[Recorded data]
____
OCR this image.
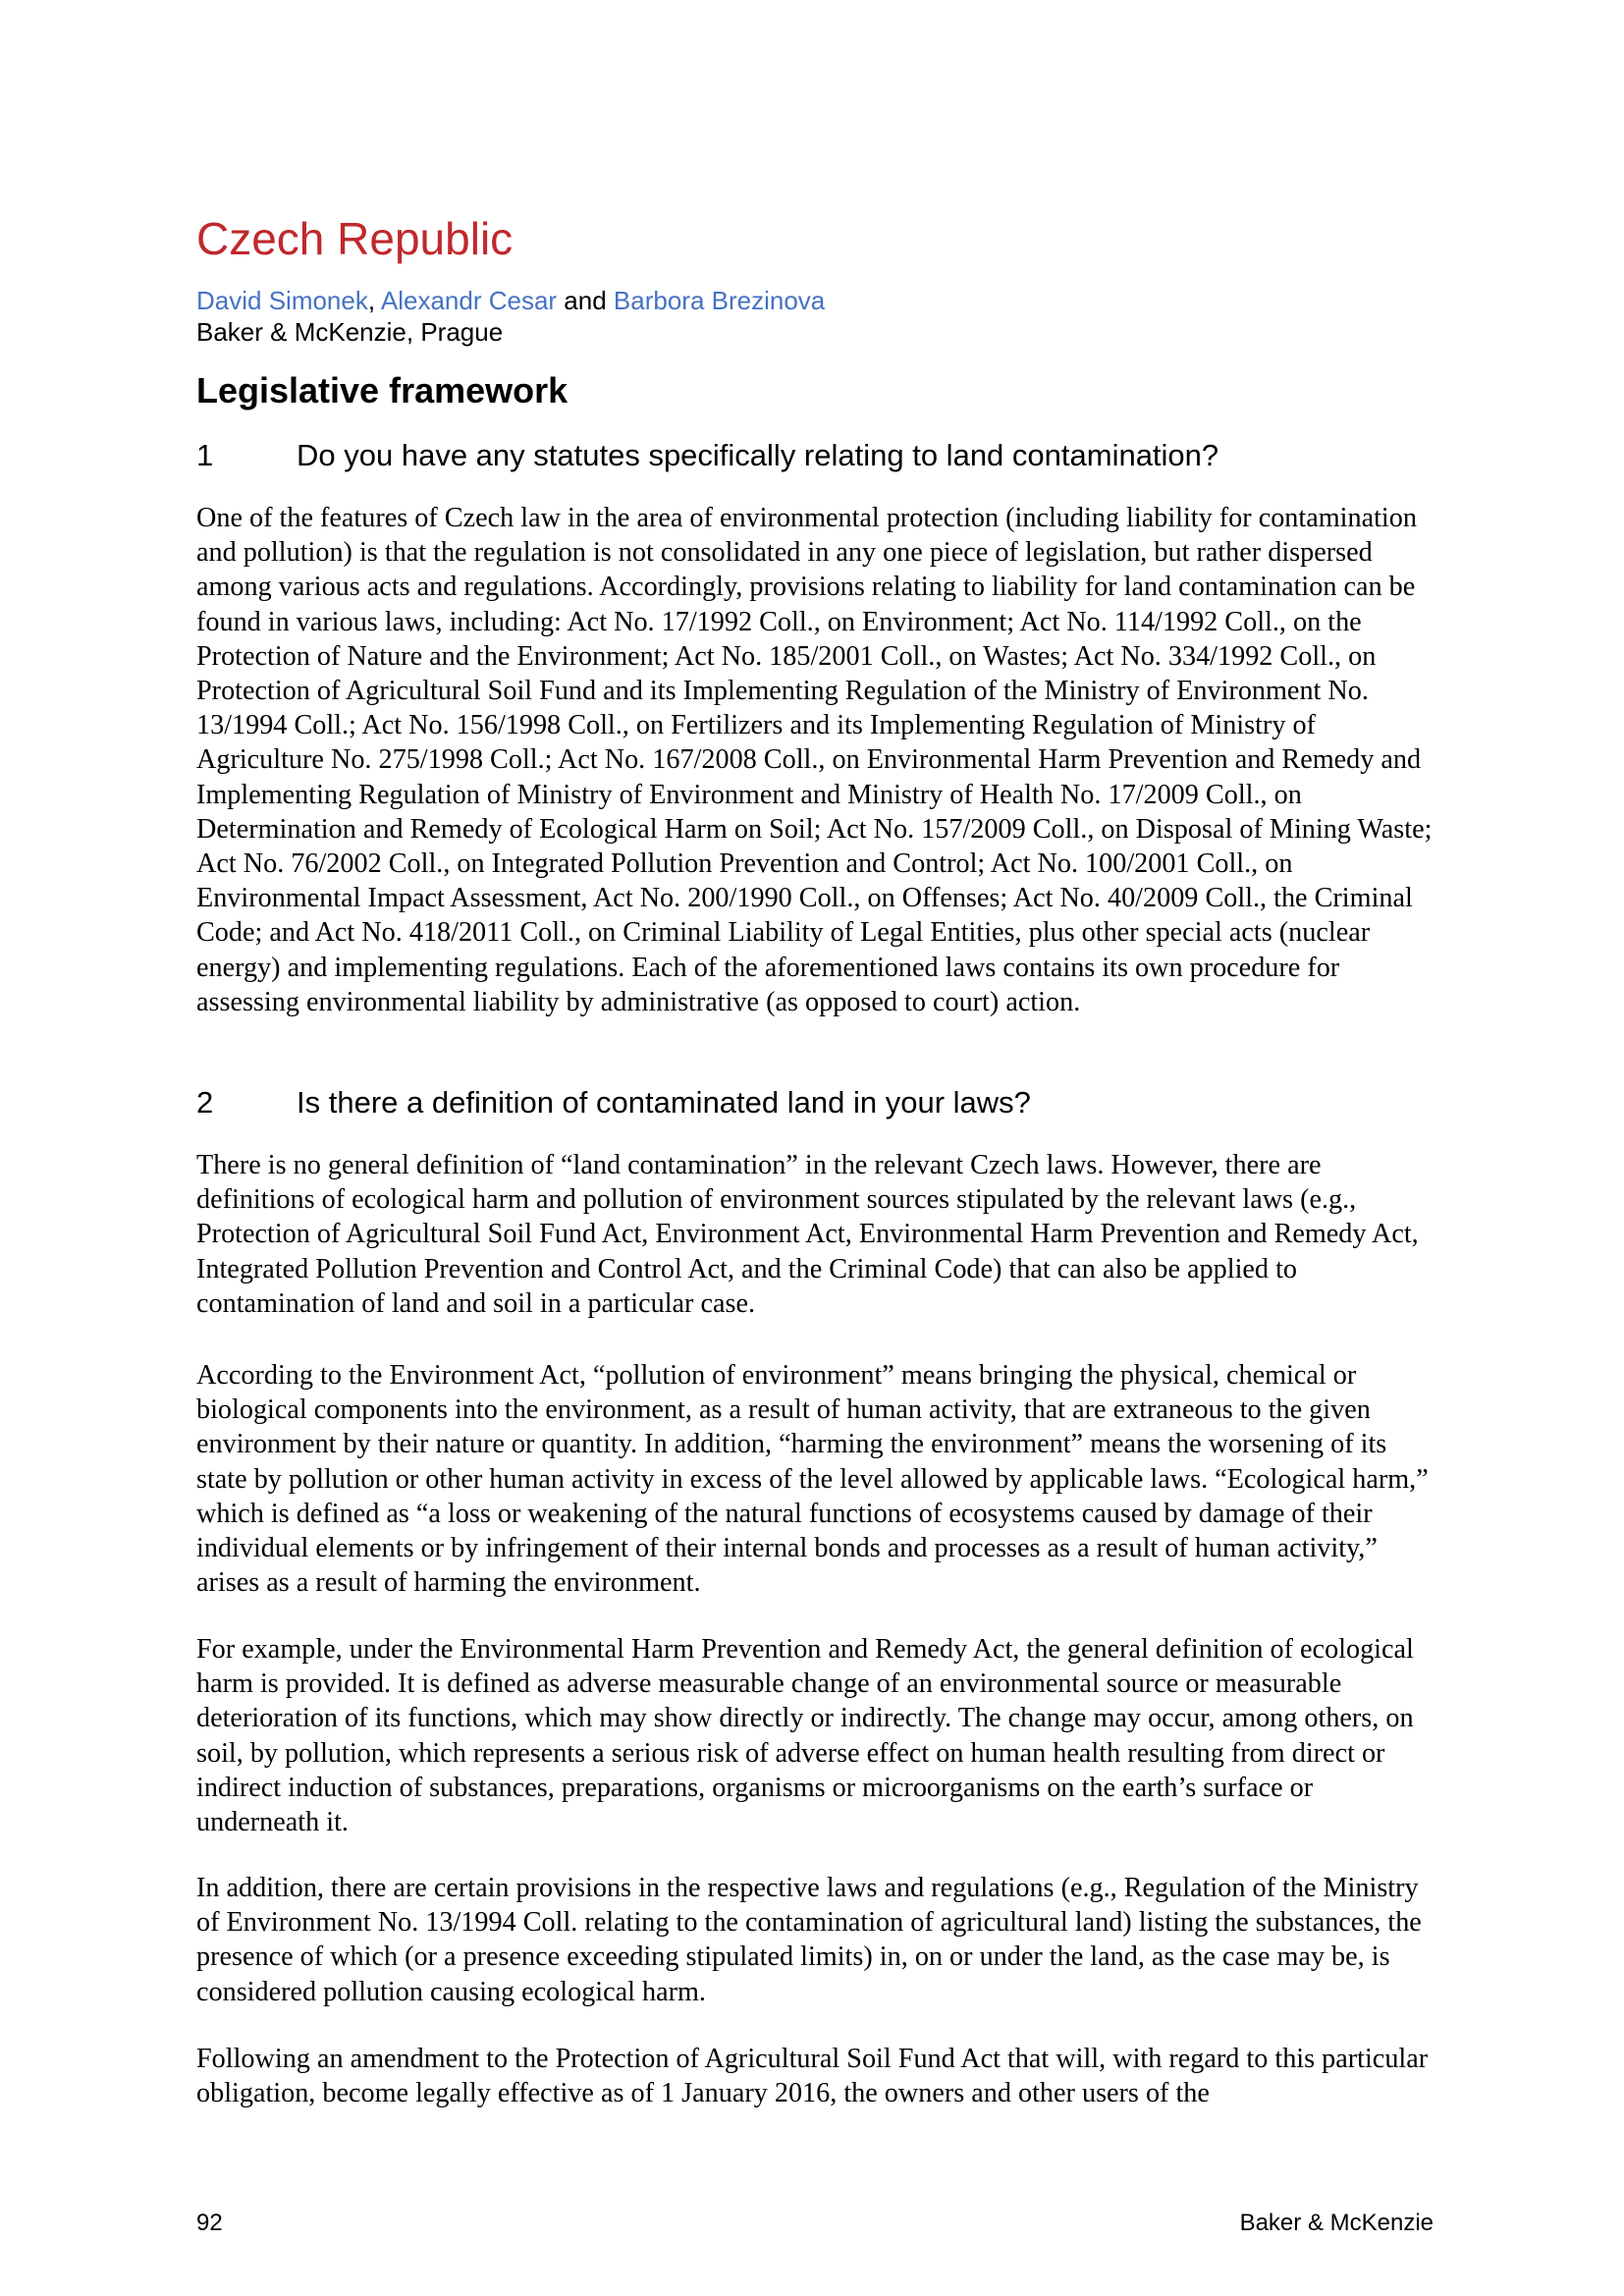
Czech Republic
David Simonek, Alexandr Cesar and Barbora Brezinova
Baker & McKenzie, Prague
Legislative framework
1	Do you have any statutes specifically relating to land contamination?

One of the features of Czech law in the area of environmental protection (including liability for contamination and pollution) is that the regulation is not consolidated in any one piece of legislation, but rather dispersed among various acts and regulations. Accordingly, provisions relating to liability for land contamination can be found in various laws, including: Act No. 17/1992 Coll., on Environment; Act No. 114/1992 Coll., on the Protection of Nature and the Environment; Act No. 185/2001 Coll., on Wastes; Act No. 334/1992 Coll., on Protection of Agricultural Soil Fund and its Implementing Regulation of the Ministry of Environment No. 13/1994 Coll.; Act No. 156/1998 Coll., on Fertilizers and its Implementing Regulation of Ministry of Agriculture No. 275/1998 Coll.; Act No. 167/2008 Coll., on Environmental Harm Prevention and Remedy and Implementing Regulation of Ministry of Environment and Ministry of Health No. 17/2009 Coll., on Determination and Remedy of Ecological Harm on Soil; Act No. 157/2009 Coll., on Disposal of Mining Waste; Act No. 76/2002 Coll., on Integrated Pollution Prevention and Control; Act No. 100/2001 Coll., on Environmental Impact Assessment, Act No. 200/1990 Coll., on Offenses; Act No. 40/2009 Coll., the Criminal Code; and Act No. 418/2011 Coll., on Criminal Liability of Legal Entities, plus other special acts (nuclear energy) and implementing regulations. Each of the aforementioned laws contains its own procedure for assessing environmental liability by administrative (as opposed to court) action.

2	Is there a definition of contaminated land in your laws?

There is no general definition of “land contamination” in the relevant Czech laws. However, there are definitions of ecological harm and pollution of environment sources stipulated by the relevant laws (e.g., Protection of Agricultural Soil Fund Act, Environment Act, Environmental Harm Prevention and Remedy Act, Integrated Pollution Prevention and Control Act, and the Criminal Code) that can also be applied to contamination of land and soil in a particular case.

According to the Environment Act, “pollution of environment” means bringing the physical, chemical or biological components into the environment, as a result of human activity, that are extraneous to the given environment by their nature or quantity. In addition, “harming the environment” means the worsening of its state by pollution or other human activity in excess of the level allowed by applicable laws. “Ecological harm,” which is defined as “a loss or weakening of the natural functions of ecosystems caused by damage of their individual elements or by infringement of their internal bonds and processes as a result of human activity,” arises as a result of harming the environment.

For example, under the Environmental Harm Prevention and Remedy Act, the general definition of ecological harm is provided. It is defined as adverse measurable change of an environmental source or measurable deterioration of its functions, which may show directly or indirectly. The change may occur, among others, on soil, by pollution, which represents a serious risk of adverse effect on human health resulting from direct or indirect induction of substances, preparations, organisms or microorganisms on the earth’s surface or underneath it.

In addition, there are certain provisions in the respective laws and regulations (e.g., Regulation of the Ministry of Environment No. 13/1994 Coll. relating to the contamination of agricultural land) listing the substances, the presence of which (or a presence exceeding stipulated limits) in, on or under the land, as the case may be, is considered pollution causing ecological harm.

Following an amendment to the Protection of Agricultural Soil Fund Act that will, with regard to this particular obligation, become legally effective as of 1 January 2016, the owners and other users of the

92	Baker & McKenzie
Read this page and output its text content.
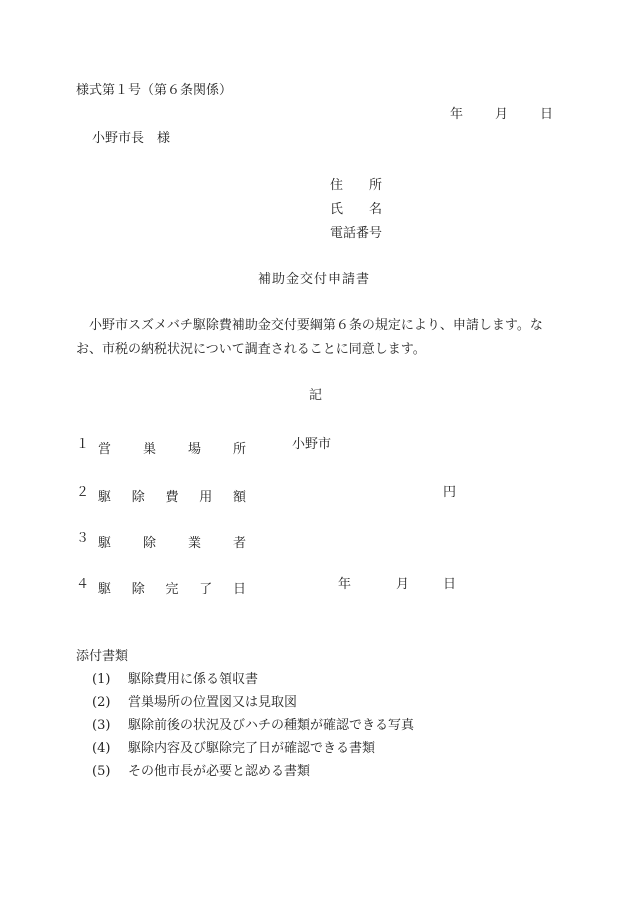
様式第１号（第６条関係）
年 月 日
小野市長　様
住　　所
氏　　名
電話番号
補助金交付申請書
小野市スズメバチ駆除費補助金交付要綱第６条の規定により、申請します。なお、市税の納税状況について調査されることに同意します。
記
１ 営 巣 場 所	小野市
２ 駆 除 費 用 額	円
３ 駆 除 業 者
４ 駆 除 完 了 日	年	月	日
添付書類
(1) 駆除費用に係る領収書
(2) 営巣場所の位置図又は見取図
(3) 駆除前後の状況及びハチの種類が確認できる写真
(4) 駆除内容及び駆除完了日が確認できる書類
(5) その他市長が必要と認める書類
____
▸ **Exercise**
Where a line in the entries holds "this", copy that line.

▸ **Result**
OCR this image.
Following an amendment to the Protection of Agricultural Soil Fund Act that will, with regard to this particular obligation, become legally effective as of 1 January 2016, the owners and other users of the
Read this page and output its text content.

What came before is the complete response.